**The request**
Quote only the lines that start at the line with "Transcribe this image's" and run to the end of the entries; omit the pictures.

--------

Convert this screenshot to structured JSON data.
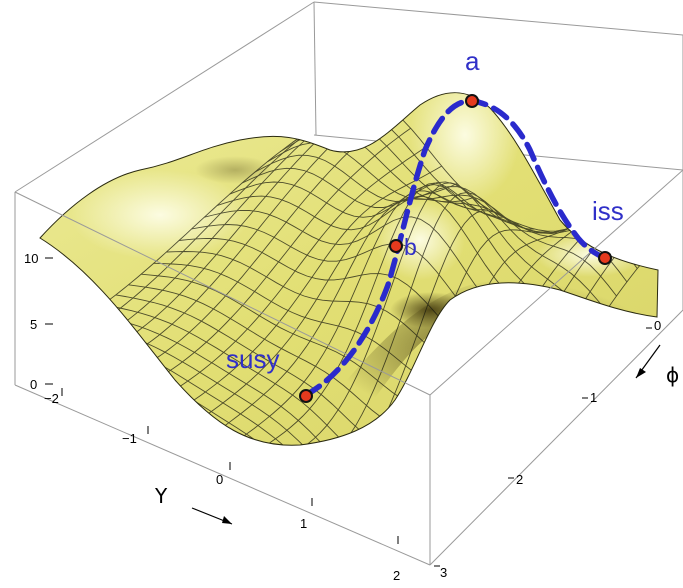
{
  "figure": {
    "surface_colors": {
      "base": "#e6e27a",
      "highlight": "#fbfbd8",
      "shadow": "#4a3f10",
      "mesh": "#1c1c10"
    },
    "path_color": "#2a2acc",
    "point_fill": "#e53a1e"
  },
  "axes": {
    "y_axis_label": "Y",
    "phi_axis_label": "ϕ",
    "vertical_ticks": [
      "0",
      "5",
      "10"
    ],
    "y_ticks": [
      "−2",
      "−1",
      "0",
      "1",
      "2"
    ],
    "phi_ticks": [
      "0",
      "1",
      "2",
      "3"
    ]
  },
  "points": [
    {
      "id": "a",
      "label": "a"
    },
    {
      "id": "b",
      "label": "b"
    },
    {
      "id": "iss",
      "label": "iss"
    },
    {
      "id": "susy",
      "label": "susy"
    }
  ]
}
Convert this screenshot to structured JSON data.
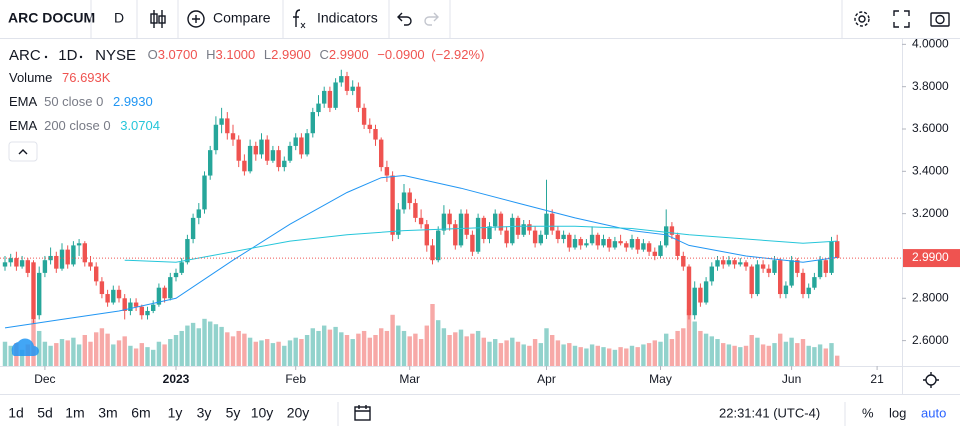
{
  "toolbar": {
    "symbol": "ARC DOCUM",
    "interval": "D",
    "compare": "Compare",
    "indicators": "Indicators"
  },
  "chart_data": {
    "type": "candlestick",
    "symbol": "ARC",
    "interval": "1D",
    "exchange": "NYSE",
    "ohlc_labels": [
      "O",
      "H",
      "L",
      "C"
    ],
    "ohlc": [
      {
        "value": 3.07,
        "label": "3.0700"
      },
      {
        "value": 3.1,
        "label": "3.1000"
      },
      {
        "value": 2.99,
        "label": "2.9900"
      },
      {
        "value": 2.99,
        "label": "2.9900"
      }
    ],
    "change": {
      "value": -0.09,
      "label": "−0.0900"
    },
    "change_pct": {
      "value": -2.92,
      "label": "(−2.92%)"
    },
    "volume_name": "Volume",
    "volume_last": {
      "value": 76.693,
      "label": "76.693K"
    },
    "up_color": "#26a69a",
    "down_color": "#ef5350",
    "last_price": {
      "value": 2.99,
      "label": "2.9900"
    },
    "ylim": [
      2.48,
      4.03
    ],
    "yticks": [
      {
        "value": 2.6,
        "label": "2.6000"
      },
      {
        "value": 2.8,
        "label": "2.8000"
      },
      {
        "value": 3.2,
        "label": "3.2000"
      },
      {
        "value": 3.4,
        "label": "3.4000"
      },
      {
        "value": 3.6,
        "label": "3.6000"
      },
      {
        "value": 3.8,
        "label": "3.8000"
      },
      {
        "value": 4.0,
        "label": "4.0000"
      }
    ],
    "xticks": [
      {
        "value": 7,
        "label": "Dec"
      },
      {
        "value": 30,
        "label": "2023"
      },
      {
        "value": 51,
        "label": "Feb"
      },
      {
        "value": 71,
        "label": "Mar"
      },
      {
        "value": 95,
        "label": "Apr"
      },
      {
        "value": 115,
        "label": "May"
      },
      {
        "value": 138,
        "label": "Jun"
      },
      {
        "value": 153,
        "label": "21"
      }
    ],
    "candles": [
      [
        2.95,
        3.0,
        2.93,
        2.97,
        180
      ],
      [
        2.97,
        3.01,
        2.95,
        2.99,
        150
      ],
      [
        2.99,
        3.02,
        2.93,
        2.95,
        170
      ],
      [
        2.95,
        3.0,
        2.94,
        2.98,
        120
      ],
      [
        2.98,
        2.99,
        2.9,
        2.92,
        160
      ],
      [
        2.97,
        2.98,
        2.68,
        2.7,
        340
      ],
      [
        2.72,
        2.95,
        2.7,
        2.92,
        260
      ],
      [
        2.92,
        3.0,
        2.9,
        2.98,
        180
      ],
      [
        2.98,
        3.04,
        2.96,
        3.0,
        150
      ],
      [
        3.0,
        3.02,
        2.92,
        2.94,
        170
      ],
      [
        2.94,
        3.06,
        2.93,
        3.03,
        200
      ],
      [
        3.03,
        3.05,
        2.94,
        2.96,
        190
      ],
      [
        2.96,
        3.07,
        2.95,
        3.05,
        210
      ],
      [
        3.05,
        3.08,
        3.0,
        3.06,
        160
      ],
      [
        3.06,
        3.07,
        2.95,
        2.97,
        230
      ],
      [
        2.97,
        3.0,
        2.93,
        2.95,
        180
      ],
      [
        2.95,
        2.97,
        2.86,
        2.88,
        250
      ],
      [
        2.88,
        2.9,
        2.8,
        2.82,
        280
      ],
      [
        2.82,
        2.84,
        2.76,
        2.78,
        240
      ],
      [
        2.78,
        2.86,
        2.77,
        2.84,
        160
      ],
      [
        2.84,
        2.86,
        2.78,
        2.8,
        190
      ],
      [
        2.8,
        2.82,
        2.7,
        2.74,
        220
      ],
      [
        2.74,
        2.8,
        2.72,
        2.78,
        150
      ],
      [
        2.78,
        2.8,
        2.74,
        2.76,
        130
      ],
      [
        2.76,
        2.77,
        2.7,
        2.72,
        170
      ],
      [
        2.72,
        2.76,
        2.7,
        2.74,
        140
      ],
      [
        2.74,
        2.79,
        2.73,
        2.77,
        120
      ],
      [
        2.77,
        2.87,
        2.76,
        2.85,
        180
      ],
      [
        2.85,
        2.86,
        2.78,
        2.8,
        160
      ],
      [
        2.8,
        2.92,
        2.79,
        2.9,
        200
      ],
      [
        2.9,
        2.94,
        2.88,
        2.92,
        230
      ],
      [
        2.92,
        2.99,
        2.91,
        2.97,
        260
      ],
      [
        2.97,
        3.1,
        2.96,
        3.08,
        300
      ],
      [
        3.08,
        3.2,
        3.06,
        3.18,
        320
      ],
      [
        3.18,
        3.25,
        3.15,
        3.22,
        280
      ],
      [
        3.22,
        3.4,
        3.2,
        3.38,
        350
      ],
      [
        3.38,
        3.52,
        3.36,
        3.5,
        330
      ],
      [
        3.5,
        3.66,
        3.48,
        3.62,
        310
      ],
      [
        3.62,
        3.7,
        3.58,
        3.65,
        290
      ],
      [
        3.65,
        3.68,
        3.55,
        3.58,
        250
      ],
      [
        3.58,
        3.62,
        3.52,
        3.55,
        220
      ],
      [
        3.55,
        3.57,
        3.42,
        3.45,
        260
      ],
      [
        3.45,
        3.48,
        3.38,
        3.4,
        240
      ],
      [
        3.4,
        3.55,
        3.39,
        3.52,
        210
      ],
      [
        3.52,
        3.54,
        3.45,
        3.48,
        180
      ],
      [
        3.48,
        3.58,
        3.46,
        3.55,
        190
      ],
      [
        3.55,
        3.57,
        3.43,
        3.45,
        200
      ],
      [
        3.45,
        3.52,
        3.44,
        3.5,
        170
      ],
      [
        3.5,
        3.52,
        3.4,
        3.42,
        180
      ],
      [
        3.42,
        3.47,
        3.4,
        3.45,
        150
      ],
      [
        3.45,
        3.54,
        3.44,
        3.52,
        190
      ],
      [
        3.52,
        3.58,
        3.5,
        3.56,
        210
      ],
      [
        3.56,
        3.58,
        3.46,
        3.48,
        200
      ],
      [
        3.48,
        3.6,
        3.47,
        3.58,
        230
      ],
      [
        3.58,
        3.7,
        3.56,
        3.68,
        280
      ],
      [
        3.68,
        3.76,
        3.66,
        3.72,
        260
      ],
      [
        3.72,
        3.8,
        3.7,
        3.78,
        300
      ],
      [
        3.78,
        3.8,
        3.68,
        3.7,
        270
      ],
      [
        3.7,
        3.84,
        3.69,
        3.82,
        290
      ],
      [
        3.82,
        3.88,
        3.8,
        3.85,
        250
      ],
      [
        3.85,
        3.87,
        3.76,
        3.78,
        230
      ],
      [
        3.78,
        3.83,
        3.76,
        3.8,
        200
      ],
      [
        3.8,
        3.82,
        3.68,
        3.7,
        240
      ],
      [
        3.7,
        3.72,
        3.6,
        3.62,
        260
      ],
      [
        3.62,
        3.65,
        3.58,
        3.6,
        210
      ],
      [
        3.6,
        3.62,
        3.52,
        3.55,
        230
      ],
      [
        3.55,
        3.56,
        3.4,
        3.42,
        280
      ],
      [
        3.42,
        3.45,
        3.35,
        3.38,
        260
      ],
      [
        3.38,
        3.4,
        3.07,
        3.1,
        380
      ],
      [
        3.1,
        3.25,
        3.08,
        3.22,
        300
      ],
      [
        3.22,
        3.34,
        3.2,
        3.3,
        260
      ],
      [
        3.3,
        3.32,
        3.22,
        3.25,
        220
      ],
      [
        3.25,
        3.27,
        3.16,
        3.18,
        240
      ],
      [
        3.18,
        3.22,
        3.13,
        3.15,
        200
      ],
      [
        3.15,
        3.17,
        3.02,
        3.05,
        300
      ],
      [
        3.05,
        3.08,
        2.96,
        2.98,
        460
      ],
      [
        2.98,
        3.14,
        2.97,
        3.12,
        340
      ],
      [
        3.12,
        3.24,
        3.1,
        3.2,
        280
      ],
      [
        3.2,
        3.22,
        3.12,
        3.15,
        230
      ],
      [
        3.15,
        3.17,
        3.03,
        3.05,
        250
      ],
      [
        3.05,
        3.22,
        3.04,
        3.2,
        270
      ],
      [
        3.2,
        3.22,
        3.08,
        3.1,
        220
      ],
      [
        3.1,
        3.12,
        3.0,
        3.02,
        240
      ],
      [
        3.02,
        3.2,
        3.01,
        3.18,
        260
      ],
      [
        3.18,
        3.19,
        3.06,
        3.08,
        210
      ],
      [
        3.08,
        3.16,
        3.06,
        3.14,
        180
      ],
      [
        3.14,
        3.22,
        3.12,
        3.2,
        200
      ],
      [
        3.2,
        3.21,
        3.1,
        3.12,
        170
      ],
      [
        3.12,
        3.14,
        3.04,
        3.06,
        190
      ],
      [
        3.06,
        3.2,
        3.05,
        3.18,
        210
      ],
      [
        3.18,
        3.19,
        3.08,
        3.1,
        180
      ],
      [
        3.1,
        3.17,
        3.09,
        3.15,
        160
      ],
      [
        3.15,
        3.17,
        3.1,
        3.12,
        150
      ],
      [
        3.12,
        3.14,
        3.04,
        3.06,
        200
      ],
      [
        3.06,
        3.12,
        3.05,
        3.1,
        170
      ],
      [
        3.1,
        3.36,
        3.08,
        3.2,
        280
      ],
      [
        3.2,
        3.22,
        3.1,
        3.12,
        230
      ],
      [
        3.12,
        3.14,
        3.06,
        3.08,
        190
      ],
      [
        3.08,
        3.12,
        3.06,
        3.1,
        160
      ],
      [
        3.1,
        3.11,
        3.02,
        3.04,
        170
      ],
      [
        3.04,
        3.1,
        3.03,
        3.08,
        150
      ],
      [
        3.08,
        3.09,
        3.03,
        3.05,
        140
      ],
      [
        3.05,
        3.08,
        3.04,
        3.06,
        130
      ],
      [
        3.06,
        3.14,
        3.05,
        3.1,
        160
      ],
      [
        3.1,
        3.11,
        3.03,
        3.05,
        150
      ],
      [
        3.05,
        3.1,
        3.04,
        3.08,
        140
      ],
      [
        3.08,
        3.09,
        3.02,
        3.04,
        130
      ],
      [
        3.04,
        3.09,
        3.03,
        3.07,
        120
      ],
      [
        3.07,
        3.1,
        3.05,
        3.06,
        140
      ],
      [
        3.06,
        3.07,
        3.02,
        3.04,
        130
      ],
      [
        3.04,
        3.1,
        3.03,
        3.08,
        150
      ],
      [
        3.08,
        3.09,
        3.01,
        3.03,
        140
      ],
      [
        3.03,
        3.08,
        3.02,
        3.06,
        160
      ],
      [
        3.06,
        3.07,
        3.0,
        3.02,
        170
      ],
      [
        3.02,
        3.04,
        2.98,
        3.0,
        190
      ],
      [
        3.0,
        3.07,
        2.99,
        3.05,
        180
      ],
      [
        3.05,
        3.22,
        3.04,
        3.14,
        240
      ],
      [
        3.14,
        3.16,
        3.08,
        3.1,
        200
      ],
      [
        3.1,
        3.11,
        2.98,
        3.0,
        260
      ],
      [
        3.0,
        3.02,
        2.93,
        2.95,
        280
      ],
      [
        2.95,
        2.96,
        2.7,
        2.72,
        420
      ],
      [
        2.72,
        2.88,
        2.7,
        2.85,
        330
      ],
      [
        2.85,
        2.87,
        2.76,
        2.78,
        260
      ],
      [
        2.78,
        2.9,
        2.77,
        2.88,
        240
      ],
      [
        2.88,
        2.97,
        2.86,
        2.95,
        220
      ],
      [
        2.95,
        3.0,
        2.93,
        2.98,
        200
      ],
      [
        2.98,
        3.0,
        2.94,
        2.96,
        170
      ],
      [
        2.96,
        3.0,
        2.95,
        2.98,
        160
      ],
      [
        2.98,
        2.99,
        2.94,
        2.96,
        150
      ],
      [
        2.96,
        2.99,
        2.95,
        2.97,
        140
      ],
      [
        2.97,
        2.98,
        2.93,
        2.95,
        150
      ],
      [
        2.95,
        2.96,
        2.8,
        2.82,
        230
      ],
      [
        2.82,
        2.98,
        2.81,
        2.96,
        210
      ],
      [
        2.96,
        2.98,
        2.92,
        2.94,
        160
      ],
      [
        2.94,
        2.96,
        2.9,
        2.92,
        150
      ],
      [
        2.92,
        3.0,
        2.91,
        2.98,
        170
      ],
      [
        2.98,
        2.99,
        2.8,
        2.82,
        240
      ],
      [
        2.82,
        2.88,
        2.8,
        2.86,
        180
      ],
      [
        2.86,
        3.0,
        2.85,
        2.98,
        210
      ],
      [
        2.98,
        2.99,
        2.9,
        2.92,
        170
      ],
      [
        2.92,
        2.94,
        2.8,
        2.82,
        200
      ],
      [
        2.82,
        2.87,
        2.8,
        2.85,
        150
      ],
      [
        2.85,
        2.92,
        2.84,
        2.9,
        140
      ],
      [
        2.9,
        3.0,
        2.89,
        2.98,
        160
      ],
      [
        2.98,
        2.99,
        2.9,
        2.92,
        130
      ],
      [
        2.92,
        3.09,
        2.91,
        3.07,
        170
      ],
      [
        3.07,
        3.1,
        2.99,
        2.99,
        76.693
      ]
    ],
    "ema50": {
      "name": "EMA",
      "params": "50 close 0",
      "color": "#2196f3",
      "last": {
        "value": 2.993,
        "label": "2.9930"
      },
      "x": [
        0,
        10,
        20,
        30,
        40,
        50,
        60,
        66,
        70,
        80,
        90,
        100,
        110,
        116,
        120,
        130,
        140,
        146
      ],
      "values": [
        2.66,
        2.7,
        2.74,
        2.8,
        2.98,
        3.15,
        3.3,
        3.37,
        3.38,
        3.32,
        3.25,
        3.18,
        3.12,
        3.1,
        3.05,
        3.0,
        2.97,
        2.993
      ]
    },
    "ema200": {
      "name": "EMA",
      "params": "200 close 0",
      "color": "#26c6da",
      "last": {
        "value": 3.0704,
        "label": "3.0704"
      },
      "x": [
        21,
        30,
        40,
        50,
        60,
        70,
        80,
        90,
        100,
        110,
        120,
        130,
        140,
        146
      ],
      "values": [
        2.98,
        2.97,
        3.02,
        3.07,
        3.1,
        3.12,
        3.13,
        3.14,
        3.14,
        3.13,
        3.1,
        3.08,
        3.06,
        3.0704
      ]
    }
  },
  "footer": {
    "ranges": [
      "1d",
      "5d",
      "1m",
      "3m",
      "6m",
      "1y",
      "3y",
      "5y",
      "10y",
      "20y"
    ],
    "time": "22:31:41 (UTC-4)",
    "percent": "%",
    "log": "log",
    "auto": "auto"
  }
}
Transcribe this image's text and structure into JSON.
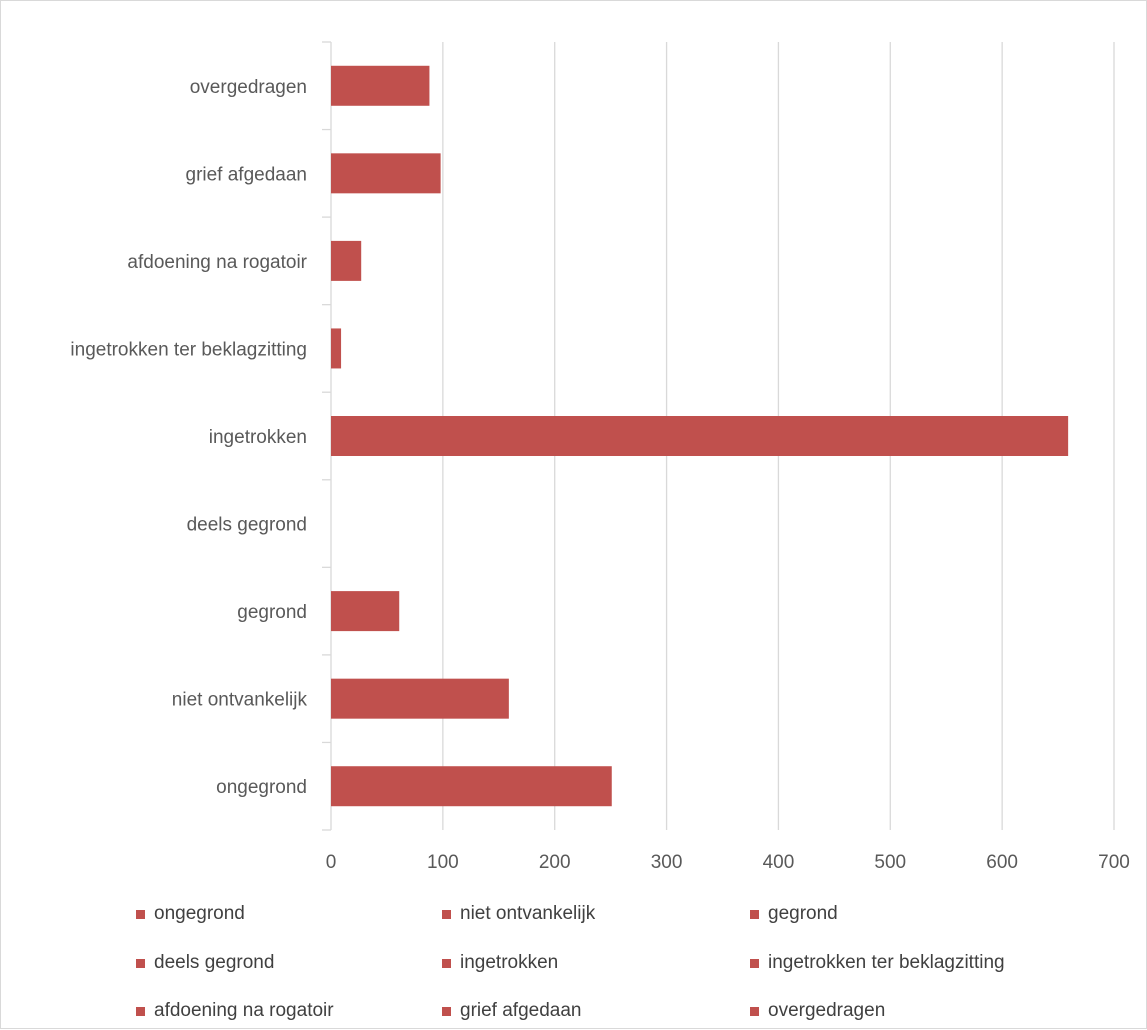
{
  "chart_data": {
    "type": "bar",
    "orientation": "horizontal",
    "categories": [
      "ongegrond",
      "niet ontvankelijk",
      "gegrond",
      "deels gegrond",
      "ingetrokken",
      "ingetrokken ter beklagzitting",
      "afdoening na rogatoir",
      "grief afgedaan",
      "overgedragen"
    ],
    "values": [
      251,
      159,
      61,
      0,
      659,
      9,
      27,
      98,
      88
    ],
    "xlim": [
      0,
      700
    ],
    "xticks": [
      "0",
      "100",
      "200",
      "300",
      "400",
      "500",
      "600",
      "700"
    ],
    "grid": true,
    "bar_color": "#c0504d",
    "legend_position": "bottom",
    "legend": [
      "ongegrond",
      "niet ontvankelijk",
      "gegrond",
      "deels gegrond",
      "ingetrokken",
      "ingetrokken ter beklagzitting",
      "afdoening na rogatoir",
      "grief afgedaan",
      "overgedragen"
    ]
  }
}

--------

**Correct response**
Transcribe this image's text and structure into JSON.
{
  "chart_data": {
    "type": "bar",
    "orientation": "horizontal",
    "categories": [
      "ongegrond",
      "niet ontvankelijk",
      "gegrond",
      "deels gegrond",
      "ingetrokken",
      "ingetrokken ter beklagzitting",
      "afdoening na rogatoir",
      "grief afgedaan",
      "overgedragen"
    ],
    "values": [
      251,
      159,
      61,
      0,
      659,
      9,
      27,
      98,
      88
    ],
    "xlim": [
      0,
      700
    ],
    "xticks": [
      "0",
      "100",
      "200",
      "300",
      "400",
      "500",
      "600",
      "700"
    ],
    "grid": true,
    "bar_color": "#c0504d",
    "legend_position": "bottom",
    "legend": [
      "ongegrond",
      "niet ontvankelijk",
      "gegrond",
      "deels gegrond",
      "ingetrokken",
      "ingetrokken ter beklagzitting",
      "afdoening na rogatoir",
      "grief afgedaan",
      "overgedragen"
    ]
  }
}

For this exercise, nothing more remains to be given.